_Исходный текст_.
....................
В других номерах, стремясь к более глубокому единству материала, Вертов нередко целый выпуск полностью отдавал одной теме.
Двадцатая «Кино-Правда» рассказывала о пионерском отряде с Красной Пресни (том самом, во главе которого был будущий «киноразведчик» Борис Кудинов), о поездке ребят в деревню Павлово-Ленинскую (ту самую, откуда родом был будущий «киноразведчик» Илья Копалин) и об экскурсии пионеров в зоологический сад. Эта «Кино-Правда» называлась «Пионерской».
Последний, двадцать третий выпуск «Кино-Правды» назывался «Радио-Правда», он целиком посвящался распространению радио в стране.
Вертов готовил этот номер с особым чувством. Тема волновала его не только с общественной точки зрения, но и лично. Радио осуществляло давнюю мечту о воспроизведении слышимого мира.
Факты, собранные в шестнадцатую — «Весеннюю» — «Кино-Правду», объединялись не темой, а настроением. Они были пронизаны лирической интонацией, маем, весной, улыбками.
В журнал вошел короткий фильм — первый в жизни фильм, снятый Сергеем Эйзенштейном.
....................
_Что нужно сделать_.
**a.** Какое название, согласно тексту о «Кино-Правде», носил последний, двадцать третий выпуск журнала?
**b.** Продолжите, пожалуйста, текст о «Кино-Правде» с того места, где он заканчивается.
Записи для работы не понадобятся.
....................
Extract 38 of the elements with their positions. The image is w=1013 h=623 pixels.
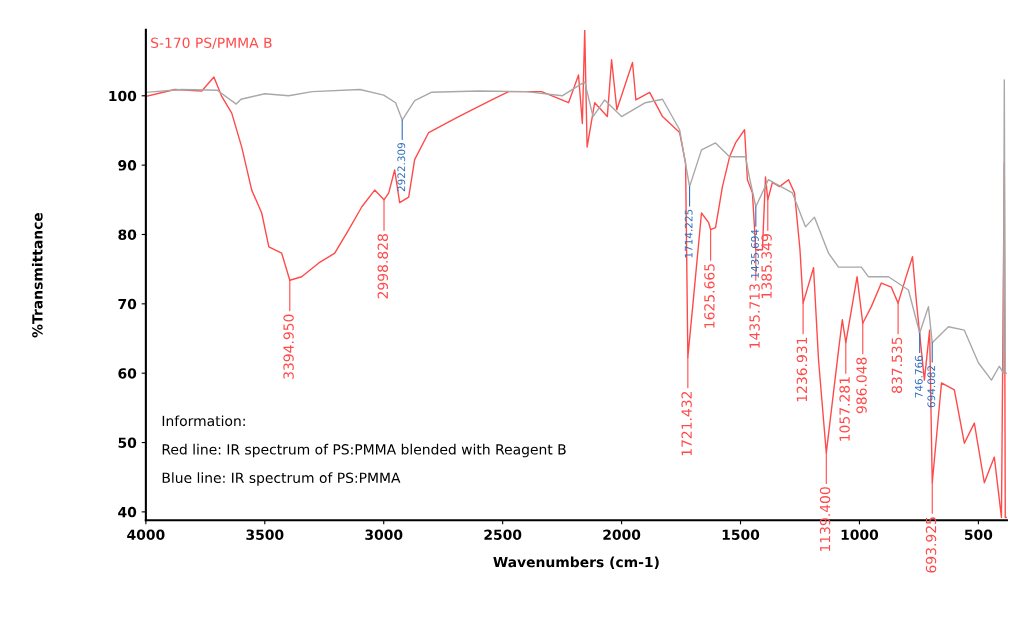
y-axis-title: %Transmittance: [31, 212, 43, 338]
y-tick-label: 80: [118, 229, 137, 240]
annotation: 1714.225: [684, 209, 693, 258]
annotation: Red line: IR spectrum of PS:PMMA blended with Reagent B: [162, 443, 566, 458]
annotation: 693.925: [925, 517, 937, 573]
annotation: 1385.349: [761, 234, 772, 298]
y-tick-label: 50: [118, 437, 137, 449]
annotation: 2922.309: [397, 143, 406, 192]
annotation: 1721.432: [681, 391, 692, 456]
annotation: Blue line: IR spectrum of PS:PMMA: [162, 472, 401, 486]
x-tick-label: 3500: [246, 529, 284, 540]
annotation: 1236.931: [796, 337, 808, 402]
x-tick-label: 3000: [365, 529, 403, 540]
y-tick-label: 90: [118, 160, 137, 171]
y-tick-label: 60: [118, 368, 137, 379]
chart-title: S-170 PS/PMMA B: [151, 37, 272, 50]
x-tick-label: 1000: [841, 529, 879, 540]
annotation: Information:: [162, 415, 245, 427]
y-tick-label: 40: [118, 506, 137, 518]
x-tick-label: 4000: [127, 529, 165, 540]
y-tick-label: 100: [109, 90, 137, 102]
annotation: 1625.665: [704, 264, 715, 328]
annotation: 3394.950: [283, 314, 294, 379]
annotation: 986.048: [856, 357, 867, 414]
y-tick-label: 70: [118, 298, 137, 310]
x-tick-label: 1500: [722, 529, 760, 540]
annotation: 837.535: [891, 337, 903, 393]
annotation: 1139.400: [819, 487, 831, 552]
annotation: 2998.828: [377, 234, 389, 299]
annotation: 1435.694: [750, 229, 759, 278]
x-tick-label: 2000: [603, 529, 641, 540]
annotation: 1435.713: [749, 284, 760, 348]
x-tick-label: 2500: [484, 529, 522, 540]
annotation: 1057.281: [839, 377, 850, 441]
x-tick-label: 500: [964, 529, 993, 540]
annotation: 694.082: [927, 365, 936, 408]
x-axis-title: Wavenumbers (cm-1): [493, 556, 659, 569]
annotation: 746.766: [914, 355, 923, 398]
....................
_Ответы к заданиям_.
**a.** «Радио-Правда».

**b.**
Для своего знаменитого, полного головокружительных неожиданностей спектакля «Мудрец» (по пьесе А. Н. Островского «На всякого мудреца довольно простоты»), поставленного в Театре Пролеткульта, Эйзенштейн задумал снять киноленту — похищенный у Глумова дневник, где он описывал свои похождения. Под стать спектаклю с его клоунадами, аттракционами, традициями народного балагана лента искрилась веселым лукавством, эксцентричностью и одновременно была ироничной и злой. По-своему, гротескно, но точно она демонстрировала социальную подоплеку мимикрии Глумова. На экране Глумов наплывом превращался в тот или иной предмет, наиболее угодный персонажу, которого он улещивал, — то в осла (это нравилось Помешанному на поучениях Мамаеву, Глумов разыгрывал перед ним совершеннейшую пустоту), то в митральезу, старинное многоствольное орудие (это приходилось по вкусу воинственному Крутицкому), то в душку-младенца (это приводило в восторг тетку, пылавшую страстью).
Эйзенштейн позже писал, что дневник Глумова он решил заменить «Кино-Правдой», «как раз завоевывавшей тогда популярность». Когда он обратился за помощью к управляющему производством Госкино Михину, тот поручил съемку кинокам. Вертов послал снимать Лемберга, потом Франциссона.
Дневник Глумова под названием «Веселые улыбки Пролеткульта» Вертов включил (видимо, несколько перемонтировав) в шестнадцатую «Кино-Правду», показанную 21 мая 1920 года — в годовщину журнала.
Дневник снимали ослепительным апрельским днем у мавританского особняка Саввы Морозова на Воздвиженке, где помещался Пролеткульт.
Написав сценарий ленты, Эйзенштейн посчитал свою функцию исчерпанной. Он долго не подходил к аппарату, наблюдал за съемкой со стороны, полагаясь на умение Бориса Франциссона. Но в конце концов оператор категорически потребовал посмотреть в лупу, и Сергей Эйзенштейн первый раз в жизни подходит к киноаппарату.
Аппарат высоко и неудобно поднят на штативе. Сергей Михайлович не дотягивается.
Ему подставляют чемоданы от аппарата, сверху ставят еще футляр от кассетницы.
Взгромоздившись на шаткое сооружение, Эйзенштейн подпрыгивает и, повиснув на штативе, наконец-то заглядывает в кинокамеру.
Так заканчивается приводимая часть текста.